((
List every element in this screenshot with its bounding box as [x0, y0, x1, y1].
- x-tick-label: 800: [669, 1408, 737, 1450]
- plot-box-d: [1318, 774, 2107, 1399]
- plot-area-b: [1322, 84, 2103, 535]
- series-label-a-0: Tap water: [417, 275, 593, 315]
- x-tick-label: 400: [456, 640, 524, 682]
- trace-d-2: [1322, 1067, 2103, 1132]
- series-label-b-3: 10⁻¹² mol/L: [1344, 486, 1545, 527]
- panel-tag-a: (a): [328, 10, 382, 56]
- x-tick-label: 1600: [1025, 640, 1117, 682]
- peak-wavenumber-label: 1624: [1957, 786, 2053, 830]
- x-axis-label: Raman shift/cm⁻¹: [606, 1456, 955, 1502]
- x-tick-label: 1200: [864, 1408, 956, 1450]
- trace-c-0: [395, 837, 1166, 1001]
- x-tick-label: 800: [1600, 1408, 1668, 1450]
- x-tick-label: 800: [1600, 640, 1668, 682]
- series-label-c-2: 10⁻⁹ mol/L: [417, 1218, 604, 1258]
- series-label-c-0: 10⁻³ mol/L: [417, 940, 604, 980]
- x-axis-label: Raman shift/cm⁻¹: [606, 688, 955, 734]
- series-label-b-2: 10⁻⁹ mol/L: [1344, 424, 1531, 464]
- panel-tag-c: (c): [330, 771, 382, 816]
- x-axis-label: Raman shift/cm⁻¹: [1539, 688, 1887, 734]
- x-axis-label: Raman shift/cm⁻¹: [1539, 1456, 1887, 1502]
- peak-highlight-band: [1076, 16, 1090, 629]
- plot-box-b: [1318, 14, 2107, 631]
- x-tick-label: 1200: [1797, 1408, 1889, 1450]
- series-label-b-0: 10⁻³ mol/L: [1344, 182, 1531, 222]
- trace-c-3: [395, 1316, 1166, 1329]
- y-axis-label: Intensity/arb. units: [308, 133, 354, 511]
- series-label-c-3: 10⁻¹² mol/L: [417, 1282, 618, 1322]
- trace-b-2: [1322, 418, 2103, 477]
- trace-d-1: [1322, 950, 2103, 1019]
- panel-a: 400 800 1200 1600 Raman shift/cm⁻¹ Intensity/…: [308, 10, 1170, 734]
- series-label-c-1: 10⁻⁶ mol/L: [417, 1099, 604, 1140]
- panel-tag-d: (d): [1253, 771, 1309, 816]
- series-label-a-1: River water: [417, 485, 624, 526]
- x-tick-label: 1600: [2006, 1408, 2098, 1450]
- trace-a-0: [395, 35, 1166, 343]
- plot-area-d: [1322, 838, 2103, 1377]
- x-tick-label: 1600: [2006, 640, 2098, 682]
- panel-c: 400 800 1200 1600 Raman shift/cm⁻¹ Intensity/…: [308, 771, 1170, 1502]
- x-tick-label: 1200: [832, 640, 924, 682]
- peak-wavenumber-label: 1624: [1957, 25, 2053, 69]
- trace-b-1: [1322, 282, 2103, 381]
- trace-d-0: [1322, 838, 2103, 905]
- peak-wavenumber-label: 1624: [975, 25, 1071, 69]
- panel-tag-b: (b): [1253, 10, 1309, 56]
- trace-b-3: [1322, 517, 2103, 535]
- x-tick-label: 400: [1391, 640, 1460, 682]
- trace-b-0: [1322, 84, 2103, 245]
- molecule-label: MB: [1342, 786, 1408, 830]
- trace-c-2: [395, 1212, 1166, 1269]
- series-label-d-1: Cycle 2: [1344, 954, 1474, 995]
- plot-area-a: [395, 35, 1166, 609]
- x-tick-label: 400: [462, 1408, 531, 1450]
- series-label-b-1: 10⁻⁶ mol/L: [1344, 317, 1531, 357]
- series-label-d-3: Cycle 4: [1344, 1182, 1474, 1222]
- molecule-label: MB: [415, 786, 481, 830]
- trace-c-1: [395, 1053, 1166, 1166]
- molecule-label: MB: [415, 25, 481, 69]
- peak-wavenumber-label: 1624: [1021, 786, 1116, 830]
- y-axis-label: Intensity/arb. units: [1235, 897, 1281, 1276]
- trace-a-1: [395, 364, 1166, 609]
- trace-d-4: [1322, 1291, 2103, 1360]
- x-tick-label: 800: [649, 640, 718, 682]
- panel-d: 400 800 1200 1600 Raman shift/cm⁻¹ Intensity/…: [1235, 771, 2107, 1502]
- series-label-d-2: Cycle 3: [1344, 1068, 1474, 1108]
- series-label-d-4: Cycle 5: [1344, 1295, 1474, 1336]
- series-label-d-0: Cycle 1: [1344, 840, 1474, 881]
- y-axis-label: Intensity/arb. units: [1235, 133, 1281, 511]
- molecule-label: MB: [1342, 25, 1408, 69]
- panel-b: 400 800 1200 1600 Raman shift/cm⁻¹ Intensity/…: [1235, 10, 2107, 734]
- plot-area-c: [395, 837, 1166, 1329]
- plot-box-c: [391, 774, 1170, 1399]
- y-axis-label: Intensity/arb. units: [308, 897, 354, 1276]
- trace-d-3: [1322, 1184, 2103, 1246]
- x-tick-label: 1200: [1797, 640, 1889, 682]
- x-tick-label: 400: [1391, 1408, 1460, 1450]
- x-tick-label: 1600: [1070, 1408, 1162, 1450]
))
• **TASK DESCRIPTION**:
Edit the entries above so that every "Intensity/arb. units" reads "Intensity/a.u.", leaving all other text unchanged.

• **SOLUTION BELOW**:
List every element in this screenshot with its bounding box as [x0, y0, x1, y1].
- x-tick-label: 800: [669, 1408, 737, 1450]
- plot-box-d: [1318, 774, 2107, 1399]
- plot-area-b: [1322, 84, 2103, 535]
- series-label-a-0: Tap water: [417, 275, 593, 315]
- x-tick-label: 400: [456, 640, 524, 682]
- trace-d-2: [1322, 1067, 2103, 1132]
- series-label-b-3: 10⁻¹² mol/L: [1344, 486, 1545, 527]
- panel-tag-a: (a): [328, 10, 382, 56]
- x-tick-label: 1600: [1025, 640, 1117, 682]
- peak-wavenumber-label: 1624: [1957, 786, 2053, 830]
- x-axis-label: Raman shift/cm⁻¹: [606, 1456, 955, 1502]
- x-tick-label: 1200: [864, 1408, 956, 1450]
- trace-c-0: [395, 837, 1166, 1001]
- x-tick-label: 800: [1600, 1408, 1668, 1450]
- x-tick-label: 800: [1600, 640, 1668, 682]
- series-label-c-2: 10⁻⁹ mol/L: [417, 1218, 604, 1258]
- series-label-c-0: 10⁻³ mol/L: [417, 940, 604, 980]
- x-axis-label: Raman shift/cm⁻¹: [606, 688, 955, 734]
- series-label-b-2: 10⁻⁹ mol/L: [1344, 424, 1531, 464]
- panel-tag-c: (c): [330, 771, 382, 816]
- x-axis-label: Raman shift/cm⁻¹: [1539, 688, 1887, 734]
- x-axis-label: Raman shift/cm⁻¹: [1539, 1456, 1887, 1502]
- peak-highlight-band: [1076, 16, 1090, 629]
- plot-box-b: [1318, 14, 2107, 631]
- x-tick-label: 1200: [1797, 1408, 1889, 1450]
- series-label-b-0: 10⁻³ mol/L: [1344, 182, 1531, 222]
- trace-c-3: [395, 1316, 1166, 1329]
- y-axis-label: Intensity/a.u.: [308, 133, 354, 511]
- series-label-c-3: 10⁻¹² mol/L: [417, 1282, 618, 1322]
- trace-b-2: [1322, 418, 2103, 477]
- trace-d-1: [1322, 950, 2103, 1019]
- panel-a: 400 800 1200 1600 Raman shift/cm⁻¹ Intensity/…: [308, 10, 1170, 734]
- series-label-c-1: 10⁻⁶ mol/L: [417, 1099, 604, 1140]
- panel-tag-d: (d): [1253, 771, 1309, 816]
- series-label-a-1: River water: [417, 485, 624, 526]
- x-tick-label: 1600: [2006, 1408, 2098, 1450]
- trace-a-0: [395, 35, 1166, 343]
- plot-area-d: [1322, 838, 2103, 1377]
- x-tick-label: 1600: [2006, 640, 2098, 682]
- panel-c: 400 800 1200 1600 Raman shift/cm⁻¹ Intensity/…: [308, 771, 1170, 1502]
- x-tick-label: 1200: [832, 640, 924, 682]
- peak-wavenumber-label: 1624: [1957, 25, 2053, 69]
- trace-b-1: [1322, 282, 2103, 381]
- trace-d-0: [1322, 838, 2103, 905]
- peak-wavenumber-label: 1624: [975, 25, 1071, 69]
- panel-tag-b: (b): [1253, 10, 1309, 56]
- trace-b-3: [1322, 517, 2103, 535]
- x-tick-label: 400: [1391, 640, 1460, 682]
- trace-b-0: [1322, 84, 2103, 245]
- molecule-label: MB: [1342, 786, 1408, 830]
- trace-c-2: [395, 1212, 1166, 1269]
- series-label-d-1: Cycle 2: [1344, 954, 1474, 995]
- plot-area-a: [395, 35, 1166, 609]
- x-tick-label: 400: [462, 1408, 531, 1450]
- series-label-b-1: 10⁻⁶ mol/L: [1344, 317, 1531, 357]
- series-label-d-3: Cycle 4: [1344, 1182, 1474, 1222]
- molecule-label: MB: [415, 786, 481, 830]
- trace-c-1: [395, 1053, 1166, 1166]
- molecule-label: MB: [415, 25, 481, 69]
- peak-wavenumber-label: 1624: [1021, 786, 1116, 830]
- y-axis-label: Intensity/a.u.: [1235, 897, 1281, 1276]
- trace-a-1: [395, 364, 1166, 609]
- trace-d-4: [1322, 1291, 2103, 1360]
- x-tick-label: 800: [649, 640, 718, 682]
- panel-d: 400 800 1200 1600 Raman shift/cm⁻¹ Intensity/…: [1235, 771, 2107, 1502]
- series-label-d-2: Cycle 3: [1344, 1068, 1474, 1108]
- series-label-d-4: Cycle 5: [1344, 1295, 1474, 1336]
- series-label-d-0: Cycle 1: [1344, 840, 1474, 881]
- y-axis-label: Intensity/a.u.: [1235, 133, 1281, 511]
- molecule-label: MB: [1342, 25, 1408, 69]
- panel-b: 400 800 1200 1600 Raman shift/cm⁻¹ Intensity/…: [1235, 10, 2107, 734]
- plot-area-c: [395, 837, 1166, 1329]
- plot-box-c: [391, 774, 1170, 1399]
- y-axis-label: Intensity/a.u.: [308, 897, 354, 1276]
- trace-d-3: [1322, 1184, 2103, 1246]
- x-tick-label: 1200: [1797, 640, 1889, 682]
- x-tick-label: 400: [1391, 1408, 1460, 1450]
- x-tick-label: 1600: [1070, 1408, 1162, 1450]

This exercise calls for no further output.